[Data supplied]
>> begin

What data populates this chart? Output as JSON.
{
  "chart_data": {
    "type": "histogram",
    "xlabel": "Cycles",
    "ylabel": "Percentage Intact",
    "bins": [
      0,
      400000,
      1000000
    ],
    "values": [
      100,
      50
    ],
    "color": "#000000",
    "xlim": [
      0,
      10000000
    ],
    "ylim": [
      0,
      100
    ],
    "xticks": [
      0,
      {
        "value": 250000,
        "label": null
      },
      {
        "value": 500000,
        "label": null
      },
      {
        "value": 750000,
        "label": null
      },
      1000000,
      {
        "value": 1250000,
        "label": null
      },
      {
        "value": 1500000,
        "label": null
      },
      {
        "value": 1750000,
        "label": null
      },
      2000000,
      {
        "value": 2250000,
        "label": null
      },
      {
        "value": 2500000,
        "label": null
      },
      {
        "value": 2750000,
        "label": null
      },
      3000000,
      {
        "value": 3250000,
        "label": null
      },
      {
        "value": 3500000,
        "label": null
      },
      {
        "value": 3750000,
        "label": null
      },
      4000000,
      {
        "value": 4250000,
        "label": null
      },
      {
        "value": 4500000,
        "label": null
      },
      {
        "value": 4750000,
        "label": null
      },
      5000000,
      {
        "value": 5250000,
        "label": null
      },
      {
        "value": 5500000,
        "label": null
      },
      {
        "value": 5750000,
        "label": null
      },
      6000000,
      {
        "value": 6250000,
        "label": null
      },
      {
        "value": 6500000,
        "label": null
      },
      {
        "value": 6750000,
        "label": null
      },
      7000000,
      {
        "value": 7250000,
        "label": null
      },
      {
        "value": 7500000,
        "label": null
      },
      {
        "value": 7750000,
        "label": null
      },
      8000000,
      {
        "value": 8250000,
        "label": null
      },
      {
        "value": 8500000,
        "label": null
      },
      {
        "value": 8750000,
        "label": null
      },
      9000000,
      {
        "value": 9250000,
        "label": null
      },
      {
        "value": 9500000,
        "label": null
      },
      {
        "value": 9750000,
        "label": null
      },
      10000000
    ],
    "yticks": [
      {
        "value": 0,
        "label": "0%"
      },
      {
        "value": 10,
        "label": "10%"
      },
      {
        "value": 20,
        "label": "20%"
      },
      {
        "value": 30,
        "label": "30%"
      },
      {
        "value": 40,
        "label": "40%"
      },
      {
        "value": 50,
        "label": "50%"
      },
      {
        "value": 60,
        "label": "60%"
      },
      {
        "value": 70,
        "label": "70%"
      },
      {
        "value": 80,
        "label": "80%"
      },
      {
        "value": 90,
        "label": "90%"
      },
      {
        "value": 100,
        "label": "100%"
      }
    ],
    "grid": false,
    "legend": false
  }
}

>> end

[Aim]
Give back the data above exactly as it appears.

[In response]
What data populates this chart? Output as JSON.
{
  "chart_data": {
    "type": "histogram",
    "xlabel": "Cycles",
    "ylabel": "Percentage Intact",
    "bins": [
      0,
      400000,
      1000000
    ],
    "values": [
      100,
      50
    ],
    "color": "#000000",
    "xlim": [
      0,
      10000000
    ],
    "ylim": [
      0,
      100
    ],
    "xticks": [
      0,
      {
        "value": 250000,
        "label": null
      },
      {
        "value": 500000,
        "label": null
      },
      {
        "value": 750000,
        "label": null
      },
      1000000,
      {
        "value": 1250000,
        "label": null
      },
      {
        "value": 1500000,
        "label": null
      },
      {
        "value": 1750000,
        "label": null
      },
      2000000,
      {
        "value": 2250000,
        "label": null
      },
      {
        "value": 2500000,
        "label": null
      },
      {
        "value": 2750000,
        "label": null
      },
      3000000,
      {
        "value": 3250000,
        "label": null
      },
      {
        "value": 3500000,
        "label": null
      },
      {
        "value": 3750000,
        "label": null
      },
      4000000,
      {
        "value": 4250000,
        "label": null
      },
      {
        "value": 4500000,
        "label": null
      },
      {
        "value": 4750000,
        "label": null
      },
      5000000,
      {
        "value": 5250000,
        "label": null
      },
      {
        "value": 5500000,
        "label": null
      },
      {
        "value": 5750000,
        "label": null
      },
      6000000,
      {
        "value": 6250000,
        "label": null
      },
      {
        "value": 6500000,
        "label": null
      },
      {
        "value": 6750000,
        "label": null
      },
      7000000,
      {
        "value": 7250000,
        "label": null
      },
      {
        "value": 7500000,
        "label": null
      },
      {
        "value": 7750000,
        "label": null
      },
      8000000,
      {
        "value": 8250000,
        "label": null
      },
      {
        "value": 8500000,
        "label": null
      },
      {
        "value": 8750000,
        "label": null
      },
      9000000,
      {
        "value": 9250000,
        "label": null
      },
      {
        "value": 9500000,
        "label": null
      },
      {
        "value": 9750000,
        "label": null
      },
      10000000
    ],
    "yticks": [
      {
        "value": 0,
        "label": "0%"
      },
      {
        "value": 10,
        "label": "10%"
      },
      {
        "value": 20,
        "label": "20%"
      },
      {
        "value": 30,
        "label": "30%"
      },
      {
        "value": 40,
        "label": "40%"
      },
      {
        "value": 50,
        "label": "50%"
      },
      {
        "value": 60,
        "label": "60%"
      },
      {
        "value": 70,
        "label": "70%"
      },
      {
        "value": 80,
        "label": "80%"
      },
      {
        "value": 90,
        "label": "90%"
      },
      {
        "value": 100,
        "label": "100%"
      }
    ],
    "grid": false,
    "legend": false
  }
}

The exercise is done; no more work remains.